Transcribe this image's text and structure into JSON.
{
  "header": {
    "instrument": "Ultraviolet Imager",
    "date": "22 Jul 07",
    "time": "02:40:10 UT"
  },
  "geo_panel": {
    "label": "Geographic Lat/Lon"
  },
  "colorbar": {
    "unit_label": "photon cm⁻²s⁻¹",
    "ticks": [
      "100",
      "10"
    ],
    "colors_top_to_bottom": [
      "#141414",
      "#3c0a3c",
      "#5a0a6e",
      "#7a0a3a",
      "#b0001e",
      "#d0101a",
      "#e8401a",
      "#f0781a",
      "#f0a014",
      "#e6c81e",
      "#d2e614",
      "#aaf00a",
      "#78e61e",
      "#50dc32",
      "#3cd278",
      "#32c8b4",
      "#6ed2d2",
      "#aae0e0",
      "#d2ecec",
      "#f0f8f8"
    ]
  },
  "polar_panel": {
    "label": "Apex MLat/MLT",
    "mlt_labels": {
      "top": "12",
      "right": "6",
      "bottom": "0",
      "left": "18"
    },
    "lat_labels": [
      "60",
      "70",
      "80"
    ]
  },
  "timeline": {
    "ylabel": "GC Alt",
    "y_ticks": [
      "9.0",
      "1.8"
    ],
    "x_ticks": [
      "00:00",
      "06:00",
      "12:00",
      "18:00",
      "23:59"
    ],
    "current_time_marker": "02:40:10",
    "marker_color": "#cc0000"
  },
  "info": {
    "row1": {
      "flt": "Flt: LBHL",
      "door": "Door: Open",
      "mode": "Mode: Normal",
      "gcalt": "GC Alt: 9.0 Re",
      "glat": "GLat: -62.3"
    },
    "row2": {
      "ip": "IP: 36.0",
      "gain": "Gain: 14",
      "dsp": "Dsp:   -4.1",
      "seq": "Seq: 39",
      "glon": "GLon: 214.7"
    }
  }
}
#####
**What is needed:**
Your task is to quote the listing above word for word.

**Solution to this task:**
Transcribe this image's text and structure into JSON.
{
  "header": {
    "instrument": "Ultraviolet Imager",
    "date": "22 Jul 07",
    "time": "02:40:10 UT"
  },
  "geo_panel": {
    "label": "Geographic Lat/Lon"
  },
  "colorbar": {
    "unit_label": "photon cm⁻²s⁻¹",
    "ticks": [
      "100",
      "10"
    ],
    "colors_top_to_bottom": [
      "#141414",
      "#3c0a3c",
      "#5a0a6e",
      "#7a0a3a",
      "#b0001e",
      "#d0101a",
      "#e8401a",
      "#f0781a",
      "#f0a014",
      "#e6c81e",
      "#d2e614",
      "#aaf00a",
      "#78e61e",
      "#50dc32",
      "#3cd278",
      "#32c8b4",
      "#6ed2d2",
      "#aae0e0",
      "#d2ecec",
      "#f0f8f8"
    ]
  },
  "polar_panel": {
    "label": "Apex MLat/MLT",
    "mlt_labels": {
      "top": "12",
      "right": "6",
      "bottom": "0",
      "left": "18"
    },
    "lat_labels": [
      "60",
      "70",
      "80"
    ]
  },
  "timeline": {
    "ylabel": "GC Alt",
    "y_ticks": [
      "9.0",
      "1.8"
    ],
    "x_ticks": [
      "00:00",
      "06:00",
      "12:00",
      "18:00",
      "23:59"
    ],
    "current_time_marker": "02:40:10",
    "marker_color": "#cc0000"
  },
  "info": {
    "row1": {
      "flt": "Flt: LBHL",
      "door": "Door: Open",
      "mode": "Mode: Normal",
      "gcalt": "GC Alt: 9.0 Re",
      "glat": "GLat: -62.3"
    },
    "row2": {
      "ip": "IP: 36.0",
      "gain": "Gain: 14",
      "dsp": "Dsp:   -4.1",
      "seq": "Seq: 39",
      "glon": "GLon: 214.7"
    }
  }
}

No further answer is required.